Stated problem =>
Bring together all lines of the material below that contain the string "name".

Supplied material =>
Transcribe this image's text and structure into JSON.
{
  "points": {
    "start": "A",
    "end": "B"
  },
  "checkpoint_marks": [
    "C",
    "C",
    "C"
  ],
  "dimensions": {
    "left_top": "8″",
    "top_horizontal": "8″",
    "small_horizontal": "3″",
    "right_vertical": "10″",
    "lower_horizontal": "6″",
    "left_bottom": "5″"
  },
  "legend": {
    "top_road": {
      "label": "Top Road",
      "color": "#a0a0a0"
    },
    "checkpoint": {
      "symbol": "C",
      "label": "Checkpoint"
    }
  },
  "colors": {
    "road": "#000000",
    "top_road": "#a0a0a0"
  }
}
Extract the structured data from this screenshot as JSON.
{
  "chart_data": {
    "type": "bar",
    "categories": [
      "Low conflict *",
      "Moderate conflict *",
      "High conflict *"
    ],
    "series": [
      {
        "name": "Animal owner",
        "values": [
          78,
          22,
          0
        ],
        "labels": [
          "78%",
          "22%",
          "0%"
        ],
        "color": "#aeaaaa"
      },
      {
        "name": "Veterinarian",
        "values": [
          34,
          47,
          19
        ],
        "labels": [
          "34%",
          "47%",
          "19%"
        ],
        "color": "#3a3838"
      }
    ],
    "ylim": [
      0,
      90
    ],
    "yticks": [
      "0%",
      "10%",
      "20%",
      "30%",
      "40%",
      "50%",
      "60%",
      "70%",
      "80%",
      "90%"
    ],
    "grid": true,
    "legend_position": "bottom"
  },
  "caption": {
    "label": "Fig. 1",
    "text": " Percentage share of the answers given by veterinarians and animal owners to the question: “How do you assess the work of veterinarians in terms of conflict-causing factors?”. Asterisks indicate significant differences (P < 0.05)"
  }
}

Final answer =>
        "name": "Animal owner",
        "name": "Veterinarian",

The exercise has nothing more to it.